(Items from a data source)
+++

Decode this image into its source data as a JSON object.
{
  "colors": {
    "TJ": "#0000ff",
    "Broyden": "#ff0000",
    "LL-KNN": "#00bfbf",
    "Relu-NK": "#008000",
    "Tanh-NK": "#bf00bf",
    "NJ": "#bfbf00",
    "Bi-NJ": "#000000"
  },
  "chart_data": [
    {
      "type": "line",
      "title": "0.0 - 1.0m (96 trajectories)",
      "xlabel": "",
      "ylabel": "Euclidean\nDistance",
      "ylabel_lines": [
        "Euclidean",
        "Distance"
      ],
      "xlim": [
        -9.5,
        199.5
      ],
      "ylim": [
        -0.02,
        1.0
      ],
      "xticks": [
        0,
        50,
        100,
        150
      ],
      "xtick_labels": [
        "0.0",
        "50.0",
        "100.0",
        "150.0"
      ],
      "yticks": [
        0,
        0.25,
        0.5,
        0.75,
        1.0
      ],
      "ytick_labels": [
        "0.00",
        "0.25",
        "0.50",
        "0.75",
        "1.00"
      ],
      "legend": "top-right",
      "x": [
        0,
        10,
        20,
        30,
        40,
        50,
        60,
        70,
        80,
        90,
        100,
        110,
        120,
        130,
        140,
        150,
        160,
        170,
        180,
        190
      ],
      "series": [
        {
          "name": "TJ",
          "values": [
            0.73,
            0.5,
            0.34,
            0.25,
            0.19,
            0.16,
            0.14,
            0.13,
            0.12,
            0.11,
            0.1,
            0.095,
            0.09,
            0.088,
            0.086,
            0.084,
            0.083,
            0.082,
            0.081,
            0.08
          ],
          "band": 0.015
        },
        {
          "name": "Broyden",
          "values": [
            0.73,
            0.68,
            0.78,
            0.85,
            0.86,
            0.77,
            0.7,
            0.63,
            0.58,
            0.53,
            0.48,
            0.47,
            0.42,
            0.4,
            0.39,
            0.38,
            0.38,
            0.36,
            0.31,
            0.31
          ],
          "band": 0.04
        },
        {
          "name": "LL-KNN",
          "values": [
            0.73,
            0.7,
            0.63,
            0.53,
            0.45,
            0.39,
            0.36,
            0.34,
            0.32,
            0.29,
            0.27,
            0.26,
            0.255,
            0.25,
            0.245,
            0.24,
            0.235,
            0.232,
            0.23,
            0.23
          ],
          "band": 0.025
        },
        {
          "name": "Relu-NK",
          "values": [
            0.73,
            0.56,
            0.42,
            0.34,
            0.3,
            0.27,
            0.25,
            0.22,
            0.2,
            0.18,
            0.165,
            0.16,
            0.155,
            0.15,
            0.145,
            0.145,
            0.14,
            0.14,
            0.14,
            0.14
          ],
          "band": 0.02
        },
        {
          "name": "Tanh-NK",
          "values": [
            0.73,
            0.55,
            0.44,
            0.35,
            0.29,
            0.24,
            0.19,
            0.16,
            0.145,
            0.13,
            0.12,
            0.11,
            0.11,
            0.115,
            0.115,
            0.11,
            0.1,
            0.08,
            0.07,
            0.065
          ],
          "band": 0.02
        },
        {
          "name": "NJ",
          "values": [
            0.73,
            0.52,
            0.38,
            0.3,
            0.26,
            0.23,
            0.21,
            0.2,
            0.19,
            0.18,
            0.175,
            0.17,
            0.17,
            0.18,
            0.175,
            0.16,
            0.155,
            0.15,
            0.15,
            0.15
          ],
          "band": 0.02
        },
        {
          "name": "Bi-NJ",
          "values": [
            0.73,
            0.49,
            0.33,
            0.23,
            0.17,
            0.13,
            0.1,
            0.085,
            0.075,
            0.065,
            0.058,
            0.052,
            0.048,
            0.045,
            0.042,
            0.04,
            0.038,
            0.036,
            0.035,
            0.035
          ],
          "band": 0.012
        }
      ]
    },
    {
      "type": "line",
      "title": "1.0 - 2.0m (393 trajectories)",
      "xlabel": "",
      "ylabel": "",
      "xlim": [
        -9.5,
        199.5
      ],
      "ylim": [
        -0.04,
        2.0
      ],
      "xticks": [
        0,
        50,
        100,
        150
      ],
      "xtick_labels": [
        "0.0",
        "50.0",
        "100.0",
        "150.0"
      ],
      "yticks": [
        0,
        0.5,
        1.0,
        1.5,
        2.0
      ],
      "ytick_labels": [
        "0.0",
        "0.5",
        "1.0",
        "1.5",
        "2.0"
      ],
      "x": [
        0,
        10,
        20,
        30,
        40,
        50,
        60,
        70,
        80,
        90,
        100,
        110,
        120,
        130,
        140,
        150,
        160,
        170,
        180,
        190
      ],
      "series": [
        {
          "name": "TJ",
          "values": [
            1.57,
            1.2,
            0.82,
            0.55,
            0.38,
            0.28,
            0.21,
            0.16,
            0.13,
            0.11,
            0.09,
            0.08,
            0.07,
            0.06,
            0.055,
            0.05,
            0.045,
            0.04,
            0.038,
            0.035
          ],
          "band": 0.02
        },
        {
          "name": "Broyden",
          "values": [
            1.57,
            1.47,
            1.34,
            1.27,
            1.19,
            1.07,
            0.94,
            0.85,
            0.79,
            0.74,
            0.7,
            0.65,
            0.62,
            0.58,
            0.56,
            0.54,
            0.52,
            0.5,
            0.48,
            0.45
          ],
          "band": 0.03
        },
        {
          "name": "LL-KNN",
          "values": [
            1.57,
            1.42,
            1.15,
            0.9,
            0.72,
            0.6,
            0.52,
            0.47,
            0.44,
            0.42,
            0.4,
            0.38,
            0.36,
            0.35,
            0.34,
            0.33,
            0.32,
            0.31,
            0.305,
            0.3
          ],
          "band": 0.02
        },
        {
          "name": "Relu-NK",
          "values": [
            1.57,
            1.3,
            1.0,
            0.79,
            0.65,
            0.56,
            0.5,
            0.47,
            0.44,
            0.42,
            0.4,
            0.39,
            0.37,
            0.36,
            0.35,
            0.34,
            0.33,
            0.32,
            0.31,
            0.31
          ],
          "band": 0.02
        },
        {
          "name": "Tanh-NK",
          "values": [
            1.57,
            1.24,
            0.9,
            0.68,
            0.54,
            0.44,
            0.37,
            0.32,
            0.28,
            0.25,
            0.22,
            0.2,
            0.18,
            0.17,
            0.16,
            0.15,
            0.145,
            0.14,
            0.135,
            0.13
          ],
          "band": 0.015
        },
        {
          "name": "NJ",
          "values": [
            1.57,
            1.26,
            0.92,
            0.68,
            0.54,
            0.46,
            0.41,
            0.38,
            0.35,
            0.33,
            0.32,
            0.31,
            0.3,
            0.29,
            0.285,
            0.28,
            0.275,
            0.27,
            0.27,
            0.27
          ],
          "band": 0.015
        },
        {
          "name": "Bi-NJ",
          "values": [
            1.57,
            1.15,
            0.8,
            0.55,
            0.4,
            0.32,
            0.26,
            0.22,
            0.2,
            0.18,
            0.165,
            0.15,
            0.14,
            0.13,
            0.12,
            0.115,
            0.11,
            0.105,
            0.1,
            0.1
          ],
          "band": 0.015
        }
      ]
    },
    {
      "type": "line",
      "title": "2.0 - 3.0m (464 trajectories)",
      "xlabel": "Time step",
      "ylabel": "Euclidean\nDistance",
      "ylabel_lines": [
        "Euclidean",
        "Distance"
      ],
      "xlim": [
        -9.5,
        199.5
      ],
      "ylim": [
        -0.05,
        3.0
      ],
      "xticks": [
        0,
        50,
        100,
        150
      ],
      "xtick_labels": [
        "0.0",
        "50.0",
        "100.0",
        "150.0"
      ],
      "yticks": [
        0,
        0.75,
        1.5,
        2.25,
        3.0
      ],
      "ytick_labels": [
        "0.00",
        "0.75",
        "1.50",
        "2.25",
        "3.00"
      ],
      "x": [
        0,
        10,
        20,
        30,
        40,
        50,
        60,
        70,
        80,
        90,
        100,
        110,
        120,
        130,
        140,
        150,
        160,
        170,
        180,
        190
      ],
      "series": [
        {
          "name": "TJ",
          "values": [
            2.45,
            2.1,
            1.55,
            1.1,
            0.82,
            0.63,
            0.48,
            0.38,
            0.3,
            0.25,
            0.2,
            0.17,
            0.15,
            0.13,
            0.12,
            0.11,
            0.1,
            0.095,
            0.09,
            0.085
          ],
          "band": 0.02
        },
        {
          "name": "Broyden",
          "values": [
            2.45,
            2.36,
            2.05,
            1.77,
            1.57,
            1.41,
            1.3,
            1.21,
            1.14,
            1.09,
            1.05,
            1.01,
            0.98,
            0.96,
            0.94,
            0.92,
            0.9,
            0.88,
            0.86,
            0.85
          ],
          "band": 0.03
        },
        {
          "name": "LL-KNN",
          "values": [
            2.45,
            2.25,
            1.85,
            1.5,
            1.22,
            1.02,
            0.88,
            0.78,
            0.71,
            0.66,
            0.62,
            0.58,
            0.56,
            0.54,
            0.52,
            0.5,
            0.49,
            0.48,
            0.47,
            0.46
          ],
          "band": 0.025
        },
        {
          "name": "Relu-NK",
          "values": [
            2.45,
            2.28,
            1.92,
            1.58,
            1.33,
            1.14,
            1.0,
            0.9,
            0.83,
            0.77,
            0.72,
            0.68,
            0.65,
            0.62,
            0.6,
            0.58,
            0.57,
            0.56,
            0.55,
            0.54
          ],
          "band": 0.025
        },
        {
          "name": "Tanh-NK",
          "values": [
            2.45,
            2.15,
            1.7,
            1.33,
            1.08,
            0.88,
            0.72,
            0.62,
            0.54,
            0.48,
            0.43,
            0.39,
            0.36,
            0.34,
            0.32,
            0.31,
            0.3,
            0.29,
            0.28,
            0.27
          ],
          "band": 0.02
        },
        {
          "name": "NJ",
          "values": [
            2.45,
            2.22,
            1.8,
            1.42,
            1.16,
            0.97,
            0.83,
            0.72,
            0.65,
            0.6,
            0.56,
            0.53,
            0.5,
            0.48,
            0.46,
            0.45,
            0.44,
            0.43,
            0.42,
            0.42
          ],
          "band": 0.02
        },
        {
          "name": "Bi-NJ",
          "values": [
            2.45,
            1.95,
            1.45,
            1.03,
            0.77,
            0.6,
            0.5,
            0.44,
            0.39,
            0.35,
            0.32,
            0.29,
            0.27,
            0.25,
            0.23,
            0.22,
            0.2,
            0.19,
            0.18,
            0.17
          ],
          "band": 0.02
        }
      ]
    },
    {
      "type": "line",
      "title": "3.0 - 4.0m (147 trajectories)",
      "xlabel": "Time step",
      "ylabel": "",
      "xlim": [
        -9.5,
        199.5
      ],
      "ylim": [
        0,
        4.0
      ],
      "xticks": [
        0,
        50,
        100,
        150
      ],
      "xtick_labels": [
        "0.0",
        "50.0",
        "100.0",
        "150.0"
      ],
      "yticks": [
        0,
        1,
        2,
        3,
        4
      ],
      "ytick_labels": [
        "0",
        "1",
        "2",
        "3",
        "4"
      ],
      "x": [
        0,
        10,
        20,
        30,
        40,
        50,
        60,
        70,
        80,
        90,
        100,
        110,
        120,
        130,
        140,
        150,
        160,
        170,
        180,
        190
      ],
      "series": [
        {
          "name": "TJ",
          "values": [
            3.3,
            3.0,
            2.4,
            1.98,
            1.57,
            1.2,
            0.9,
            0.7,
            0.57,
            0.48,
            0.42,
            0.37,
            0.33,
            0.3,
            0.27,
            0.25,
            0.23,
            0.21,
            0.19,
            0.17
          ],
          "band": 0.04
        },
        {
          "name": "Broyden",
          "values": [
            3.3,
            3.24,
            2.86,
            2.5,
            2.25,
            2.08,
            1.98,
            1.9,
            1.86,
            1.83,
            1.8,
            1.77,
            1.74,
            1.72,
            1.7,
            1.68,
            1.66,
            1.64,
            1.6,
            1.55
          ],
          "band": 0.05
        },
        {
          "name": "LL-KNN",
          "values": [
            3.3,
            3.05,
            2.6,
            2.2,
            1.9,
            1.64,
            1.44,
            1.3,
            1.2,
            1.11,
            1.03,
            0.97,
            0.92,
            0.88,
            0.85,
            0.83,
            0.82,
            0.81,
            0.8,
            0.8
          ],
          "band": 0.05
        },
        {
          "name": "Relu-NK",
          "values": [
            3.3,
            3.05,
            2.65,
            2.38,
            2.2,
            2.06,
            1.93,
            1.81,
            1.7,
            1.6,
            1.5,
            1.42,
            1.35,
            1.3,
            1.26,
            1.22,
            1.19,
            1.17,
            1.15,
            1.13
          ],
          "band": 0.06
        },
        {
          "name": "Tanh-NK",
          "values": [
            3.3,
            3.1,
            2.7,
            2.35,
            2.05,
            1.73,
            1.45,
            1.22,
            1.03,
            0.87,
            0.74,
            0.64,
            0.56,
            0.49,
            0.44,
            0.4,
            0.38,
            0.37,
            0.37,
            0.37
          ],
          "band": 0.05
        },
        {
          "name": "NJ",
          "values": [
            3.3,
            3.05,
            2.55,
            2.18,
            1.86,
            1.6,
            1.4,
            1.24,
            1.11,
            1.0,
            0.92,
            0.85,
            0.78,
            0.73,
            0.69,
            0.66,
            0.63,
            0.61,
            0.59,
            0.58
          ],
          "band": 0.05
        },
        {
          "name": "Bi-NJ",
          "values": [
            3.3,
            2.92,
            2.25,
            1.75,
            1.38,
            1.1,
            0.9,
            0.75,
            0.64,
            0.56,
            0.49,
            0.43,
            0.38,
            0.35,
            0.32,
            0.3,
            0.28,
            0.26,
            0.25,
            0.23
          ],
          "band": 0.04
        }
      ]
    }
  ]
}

+++

### The exercise
In the entries above, count each line holding "trajectories" and report the total and nothing more.

### Task answer
4